**Excerpt:**
Witches' Solstice Festival Cast Out of Astor Place
GREENWICH VILLAGE — Trouble is brewing over a Wiccan solstice festival set to swoop into Astor Place in July.
The third annual WitchsFest USA, organized by the Wiccan Family Temple, was shot down last week by Community Board 2, based on board members' concerns that the organization did not have enough of a connection to the neighborhood.
Starr Ravenhawk, a representative of the Wiccan Family Temple, defended plans for the July 12 fair that would bring vendors, children's events, a summer solstice ritual and live entertainment to Astor Place between Broadway and Lafayette Street.
"We are a pagan temple," Ravenhawk told CB2 at last Thursday night's meeting. "We belong everywhere in Manhattan because we have and hold our services everywhere in Manhattan."
The group held the same event on Astor Place last year without any issues after debuting it in Union Square in 2012, Ravenhawk said. It doubles as a fundraiser to support the temple's goal of building a permanent meeting space for classes and worship.
CB2 members, though, questioned whether WitchsFest met the board's criteria for street fairs, which require that an organization proves an "indigenous" relationship to the street or at least the neighborhood as a whole.

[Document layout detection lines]
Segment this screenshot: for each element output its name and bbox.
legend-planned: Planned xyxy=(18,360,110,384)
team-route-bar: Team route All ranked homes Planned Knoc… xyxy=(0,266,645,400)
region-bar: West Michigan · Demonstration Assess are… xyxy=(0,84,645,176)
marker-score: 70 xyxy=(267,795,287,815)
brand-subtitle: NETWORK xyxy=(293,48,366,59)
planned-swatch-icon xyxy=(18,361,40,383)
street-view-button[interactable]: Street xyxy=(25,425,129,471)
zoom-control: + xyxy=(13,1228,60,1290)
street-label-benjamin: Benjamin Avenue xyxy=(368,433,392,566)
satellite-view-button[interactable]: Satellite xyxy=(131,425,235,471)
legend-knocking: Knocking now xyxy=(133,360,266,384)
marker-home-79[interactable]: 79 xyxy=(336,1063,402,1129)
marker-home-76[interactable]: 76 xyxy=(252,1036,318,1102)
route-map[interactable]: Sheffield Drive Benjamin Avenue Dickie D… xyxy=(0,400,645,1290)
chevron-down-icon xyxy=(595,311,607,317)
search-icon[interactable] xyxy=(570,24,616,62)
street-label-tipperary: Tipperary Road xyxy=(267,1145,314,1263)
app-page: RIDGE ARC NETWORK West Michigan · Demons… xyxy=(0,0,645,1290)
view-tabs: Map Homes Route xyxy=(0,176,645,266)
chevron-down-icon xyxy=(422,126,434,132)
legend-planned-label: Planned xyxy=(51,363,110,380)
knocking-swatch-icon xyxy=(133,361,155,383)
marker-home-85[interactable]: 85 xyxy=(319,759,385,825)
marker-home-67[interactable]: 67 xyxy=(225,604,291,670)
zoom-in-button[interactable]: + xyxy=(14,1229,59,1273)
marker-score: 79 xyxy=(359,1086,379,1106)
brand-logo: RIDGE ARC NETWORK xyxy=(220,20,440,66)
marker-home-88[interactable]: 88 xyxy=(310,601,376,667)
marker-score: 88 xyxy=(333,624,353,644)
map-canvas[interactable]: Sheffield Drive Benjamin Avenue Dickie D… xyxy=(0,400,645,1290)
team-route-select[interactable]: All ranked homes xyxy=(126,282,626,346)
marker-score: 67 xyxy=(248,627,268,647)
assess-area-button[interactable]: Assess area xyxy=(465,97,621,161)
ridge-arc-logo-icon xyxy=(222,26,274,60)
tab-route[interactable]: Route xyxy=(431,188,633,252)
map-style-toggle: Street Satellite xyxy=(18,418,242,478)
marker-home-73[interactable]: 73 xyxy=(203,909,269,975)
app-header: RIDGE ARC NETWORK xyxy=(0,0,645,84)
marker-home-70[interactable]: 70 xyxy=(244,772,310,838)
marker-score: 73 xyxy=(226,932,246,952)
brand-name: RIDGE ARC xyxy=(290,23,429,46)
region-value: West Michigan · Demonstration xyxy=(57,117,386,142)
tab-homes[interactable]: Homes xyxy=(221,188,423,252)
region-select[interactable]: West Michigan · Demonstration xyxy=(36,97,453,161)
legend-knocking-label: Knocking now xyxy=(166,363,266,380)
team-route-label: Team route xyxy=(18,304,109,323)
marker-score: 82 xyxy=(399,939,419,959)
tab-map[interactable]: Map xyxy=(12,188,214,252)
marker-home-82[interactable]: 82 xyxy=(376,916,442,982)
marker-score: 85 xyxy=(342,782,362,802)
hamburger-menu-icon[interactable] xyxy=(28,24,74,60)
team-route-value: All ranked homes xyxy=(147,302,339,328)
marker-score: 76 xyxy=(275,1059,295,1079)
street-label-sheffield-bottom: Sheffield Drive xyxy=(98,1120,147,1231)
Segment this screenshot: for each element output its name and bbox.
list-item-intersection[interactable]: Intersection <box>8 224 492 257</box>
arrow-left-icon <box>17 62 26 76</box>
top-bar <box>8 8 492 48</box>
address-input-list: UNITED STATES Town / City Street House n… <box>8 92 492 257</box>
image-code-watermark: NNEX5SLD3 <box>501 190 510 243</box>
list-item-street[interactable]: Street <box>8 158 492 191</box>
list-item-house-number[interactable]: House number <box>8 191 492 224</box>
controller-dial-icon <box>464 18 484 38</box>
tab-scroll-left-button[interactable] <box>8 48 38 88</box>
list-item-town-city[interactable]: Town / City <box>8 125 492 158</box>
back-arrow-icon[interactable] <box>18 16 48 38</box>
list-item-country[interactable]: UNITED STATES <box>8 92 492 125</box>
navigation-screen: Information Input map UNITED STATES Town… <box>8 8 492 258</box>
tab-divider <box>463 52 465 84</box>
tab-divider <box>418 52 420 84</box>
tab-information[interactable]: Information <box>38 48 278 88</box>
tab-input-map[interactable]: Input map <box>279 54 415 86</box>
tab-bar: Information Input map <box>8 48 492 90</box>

**Exercises:**
A: According to the WitchsFest article, why did Community Board 2 turn down the festival? Answer in one to three sentences.
B: Copy out the stretch of the WitchsFest article from "CB2 members, though, questioned" through "as a whole.".
C: Continue the article about WitchsFest and Community Board 2 from the point where it stops.
These lines have nothing to do with the WitchsFest article.

**Answers by item:**
A: Board members were concerned that the Wiccan Family Temple did not have enough of a connection to the neighborhood. The board's street fair criteria require an organization to prove an "indigenous" relationship to the street, or at least to the neighborhood as a whole, and members questioned whether WitchsFest met that standard.

B:
CB2 members, though, questioned whether WitchsFest met the board's criteria for street fairs, which require that an organization proves an "indigenous" relationship to the street or at least the neighborhood as a whole.

C:
Maury Schott, chairman of Sidewalks and Street Activity Committee, said it was a question of "what indigenous means, the rules say indigenous to a specific street."
Last year, CB2's Sidewalks and Street Activity Committee was evenly split on the street fair application and ultimately made no recommendation, but the proposal was approved unanimously by the full board.
However, the board decided last week to deny Wiccan Family Temple's application for this year.
The board's opinion is advisory and the mayor's Street Activity Permit Office will make the final decision.
A SAPO representative did not immediately respond to a request for comment.
Ravenhawk said on Monday that she plans to write an appeal letter to every member of the community board as well as the state attorney general.
"Some of what they said [at the meeting] was very inflammatory," Ravenhawk said.